Extracted information:
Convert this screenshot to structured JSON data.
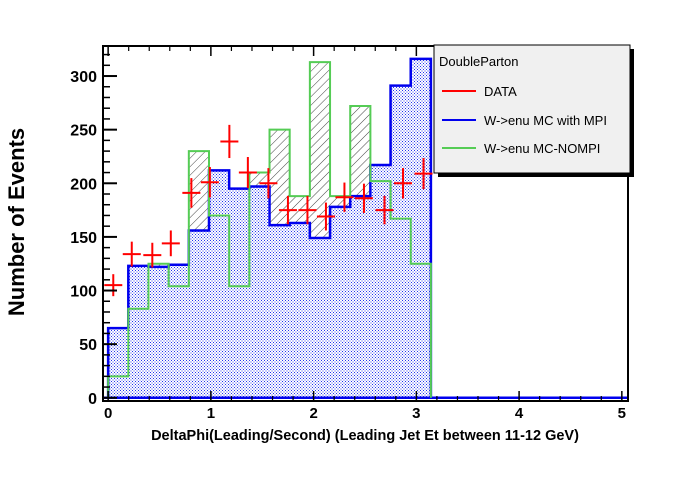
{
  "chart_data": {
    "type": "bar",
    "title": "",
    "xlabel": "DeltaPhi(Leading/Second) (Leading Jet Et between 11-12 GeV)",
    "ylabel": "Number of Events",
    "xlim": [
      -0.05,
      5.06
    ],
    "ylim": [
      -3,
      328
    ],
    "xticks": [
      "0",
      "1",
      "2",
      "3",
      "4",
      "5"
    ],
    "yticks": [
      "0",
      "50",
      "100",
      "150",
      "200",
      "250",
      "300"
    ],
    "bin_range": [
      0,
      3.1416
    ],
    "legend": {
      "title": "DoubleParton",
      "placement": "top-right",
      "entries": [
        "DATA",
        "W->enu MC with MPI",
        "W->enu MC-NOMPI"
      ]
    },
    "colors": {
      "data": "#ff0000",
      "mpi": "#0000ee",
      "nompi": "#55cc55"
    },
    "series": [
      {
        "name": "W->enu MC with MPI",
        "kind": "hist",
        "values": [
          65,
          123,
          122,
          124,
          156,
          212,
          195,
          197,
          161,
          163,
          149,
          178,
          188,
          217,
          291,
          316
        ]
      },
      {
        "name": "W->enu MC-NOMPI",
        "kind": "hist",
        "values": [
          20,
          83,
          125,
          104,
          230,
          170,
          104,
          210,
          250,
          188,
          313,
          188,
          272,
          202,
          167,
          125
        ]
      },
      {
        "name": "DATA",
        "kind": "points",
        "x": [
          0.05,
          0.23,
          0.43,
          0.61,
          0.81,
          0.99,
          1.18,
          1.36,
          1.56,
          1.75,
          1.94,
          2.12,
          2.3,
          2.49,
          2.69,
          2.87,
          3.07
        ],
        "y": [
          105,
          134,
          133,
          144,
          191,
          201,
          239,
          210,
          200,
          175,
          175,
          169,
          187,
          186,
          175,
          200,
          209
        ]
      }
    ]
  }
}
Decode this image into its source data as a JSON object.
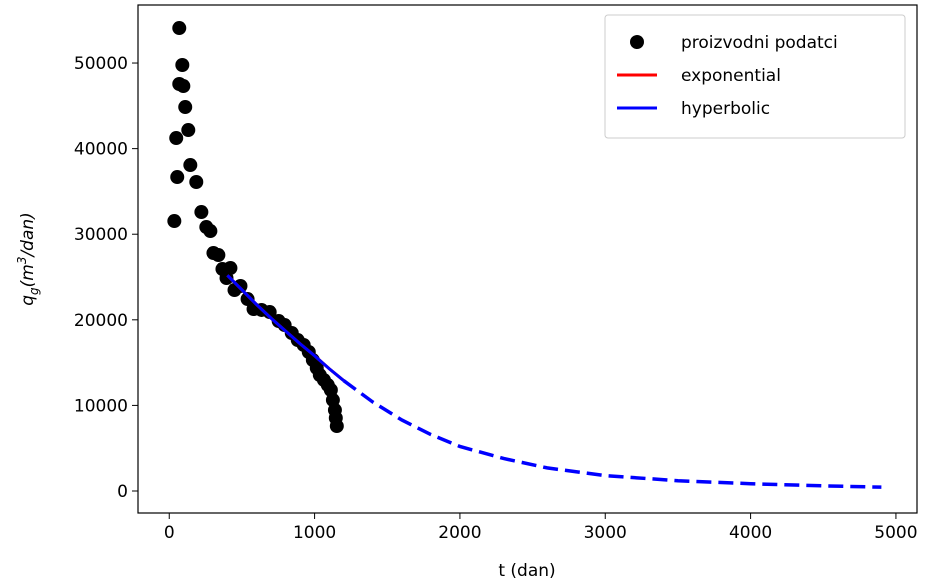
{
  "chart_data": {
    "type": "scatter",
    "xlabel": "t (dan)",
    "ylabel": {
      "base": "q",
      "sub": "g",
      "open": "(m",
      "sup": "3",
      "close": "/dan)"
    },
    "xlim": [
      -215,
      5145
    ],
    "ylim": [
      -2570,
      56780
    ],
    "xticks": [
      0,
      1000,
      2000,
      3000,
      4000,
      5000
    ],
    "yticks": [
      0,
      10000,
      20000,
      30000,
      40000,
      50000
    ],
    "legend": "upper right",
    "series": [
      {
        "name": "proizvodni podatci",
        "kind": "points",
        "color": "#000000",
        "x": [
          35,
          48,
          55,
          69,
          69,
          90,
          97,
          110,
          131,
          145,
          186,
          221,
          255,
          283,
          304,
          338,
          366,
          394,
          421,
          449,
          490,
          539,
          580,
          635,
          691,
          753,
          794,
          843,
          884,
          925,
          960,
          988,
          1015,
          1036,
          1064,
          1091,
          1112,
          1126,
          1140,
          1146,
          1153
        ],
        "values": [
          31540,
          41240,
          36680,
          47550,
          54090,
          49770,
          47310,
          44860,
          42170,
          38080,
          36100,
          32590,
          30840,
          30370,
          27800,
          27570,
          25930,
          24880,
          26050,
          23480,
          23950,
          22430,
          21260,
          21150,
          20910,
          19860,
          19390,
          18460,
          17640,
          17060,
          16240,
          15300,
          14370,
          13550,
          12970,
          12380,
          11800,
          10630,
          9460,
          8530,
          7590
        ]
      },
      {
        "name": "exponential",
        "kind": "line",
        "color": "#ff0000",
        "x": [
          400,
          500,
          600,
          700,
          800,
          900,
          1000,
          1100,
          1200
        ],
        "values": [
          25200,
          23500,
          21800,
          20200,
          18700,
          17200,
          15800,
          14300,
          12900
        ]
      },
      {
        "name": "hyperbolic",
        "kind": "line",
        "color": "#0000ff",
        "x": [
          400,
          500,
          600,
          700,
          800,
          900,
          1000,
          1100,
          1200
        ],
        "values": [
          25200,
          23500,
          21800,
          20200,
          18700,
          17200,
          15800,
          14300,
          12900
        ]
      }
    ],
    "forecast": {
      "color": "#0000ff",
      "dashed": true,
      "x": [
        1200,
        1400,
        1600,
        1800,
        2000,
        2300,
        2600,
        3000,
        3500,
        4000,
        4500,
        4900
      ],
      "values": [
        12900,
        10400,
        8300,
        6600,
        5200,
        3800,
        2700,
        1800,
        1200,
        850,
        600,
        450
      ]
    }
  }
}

* * *

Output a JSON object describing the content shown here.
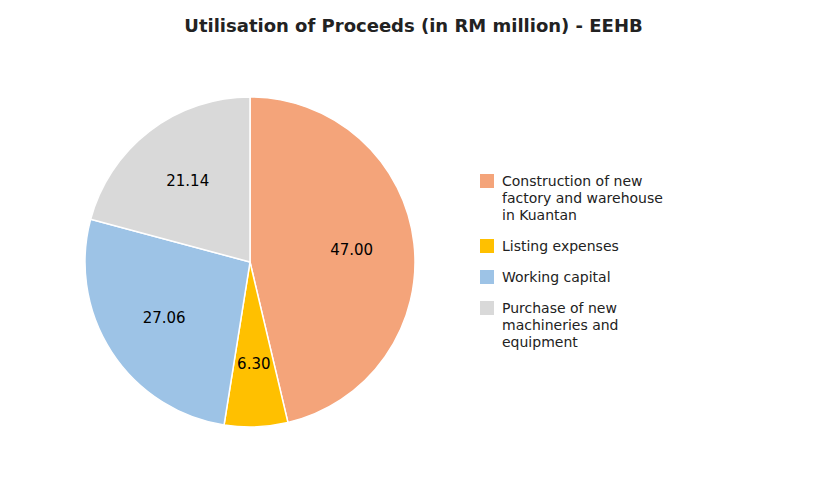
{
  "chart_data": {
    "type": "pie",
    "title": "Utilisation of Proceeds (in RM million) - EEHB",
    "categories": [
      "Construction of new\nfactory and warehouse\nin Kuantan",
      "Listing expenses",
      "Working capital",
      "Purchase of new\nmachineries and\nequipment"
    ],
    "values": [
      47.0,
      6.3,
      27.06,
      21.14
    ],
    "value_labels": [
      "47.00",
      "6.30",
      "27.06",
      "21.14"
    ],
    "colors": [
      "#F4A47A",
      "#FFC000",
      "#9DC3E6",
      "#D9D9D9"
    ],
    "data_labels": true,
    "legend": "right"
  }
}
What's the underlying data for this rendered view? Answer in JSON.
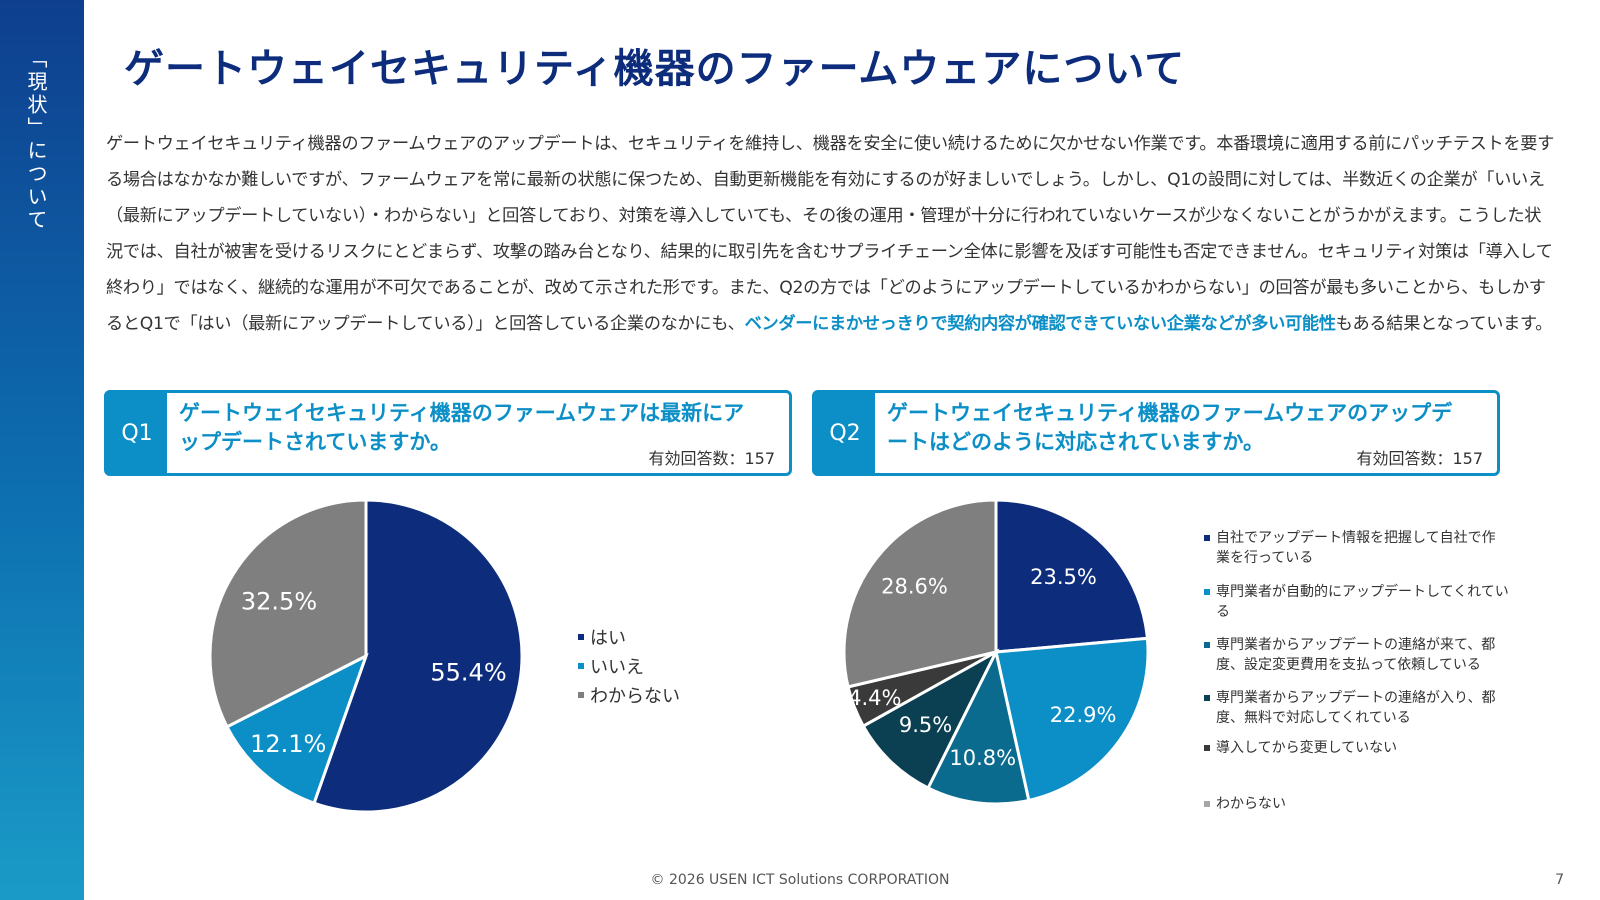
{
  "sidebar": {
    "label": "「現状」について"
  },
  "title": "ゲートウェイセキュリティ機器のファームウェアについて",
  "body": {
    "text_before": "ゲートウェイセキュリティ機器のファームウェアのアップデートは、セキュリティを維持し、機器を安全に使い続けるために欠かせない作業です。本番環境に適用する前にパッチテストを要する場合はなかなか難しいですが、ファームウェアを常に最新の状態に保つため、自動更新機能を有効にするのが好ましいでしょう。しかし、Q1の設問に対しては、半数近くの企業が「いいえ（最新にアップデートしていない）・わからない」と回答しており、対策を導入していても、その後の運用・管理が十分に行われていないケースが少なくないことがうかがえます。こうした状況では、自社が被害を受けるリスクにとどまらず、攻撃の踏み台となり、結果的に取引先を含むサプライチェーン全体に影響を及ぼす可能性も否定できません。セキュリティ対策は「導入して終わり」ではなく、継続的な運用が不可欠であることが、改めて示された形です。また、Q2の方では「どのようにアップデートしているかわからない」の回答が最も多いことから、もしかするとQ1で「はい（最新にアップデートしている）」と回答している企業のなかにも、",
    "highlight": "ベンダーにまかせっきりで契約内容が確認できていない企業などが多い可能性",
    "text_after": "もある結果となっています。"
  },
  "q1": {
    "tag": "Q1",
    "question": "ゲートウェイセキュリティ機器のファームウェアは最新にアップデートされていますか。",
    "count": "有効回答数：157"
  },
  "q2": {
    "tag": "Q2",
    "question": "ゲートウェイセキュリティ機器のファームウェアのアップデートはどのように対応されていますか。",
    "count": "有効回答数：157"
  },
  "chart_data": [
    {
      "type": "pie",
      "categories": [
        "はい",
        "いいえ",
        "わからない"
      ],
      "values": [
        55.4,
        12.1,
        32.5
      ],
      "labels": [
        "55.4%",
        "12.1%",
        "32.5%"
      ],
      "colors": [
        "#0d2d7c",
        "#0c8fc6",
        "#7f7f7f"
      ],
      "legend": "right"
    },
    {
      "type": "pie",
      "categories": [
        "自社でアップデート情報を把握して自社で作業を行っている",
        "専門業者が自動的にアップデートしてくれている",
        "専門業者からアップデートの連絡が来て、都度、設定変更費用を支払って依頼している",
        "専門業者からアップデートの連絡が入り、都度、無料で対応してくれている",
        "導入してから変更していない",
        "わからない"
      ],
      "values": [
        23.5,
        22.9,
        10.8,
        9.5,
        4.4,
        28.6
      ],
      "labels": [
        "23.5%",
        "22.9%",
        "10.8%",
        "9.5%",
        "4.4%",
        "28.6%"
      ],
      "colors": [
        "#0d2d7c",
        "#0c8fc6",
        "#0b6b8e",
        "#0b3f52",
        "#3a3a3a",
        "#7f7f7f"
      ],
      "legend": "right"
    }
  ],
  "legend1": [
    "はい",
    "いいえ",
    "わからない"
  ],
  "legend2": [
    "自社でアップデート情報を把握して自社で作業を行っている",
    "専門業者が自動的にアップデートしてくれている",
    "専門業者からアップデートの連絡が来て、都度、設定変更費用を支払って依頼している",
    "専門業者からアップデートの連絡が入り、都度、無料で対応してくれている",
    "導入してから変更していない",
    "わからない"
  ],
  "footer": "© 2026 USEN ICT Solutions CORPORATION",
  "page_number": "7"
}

What to do: Each line containing "設定変更費用を支払って依頼している" counts once; state the total number of such lines and nothing else.

Solution to the problem: 2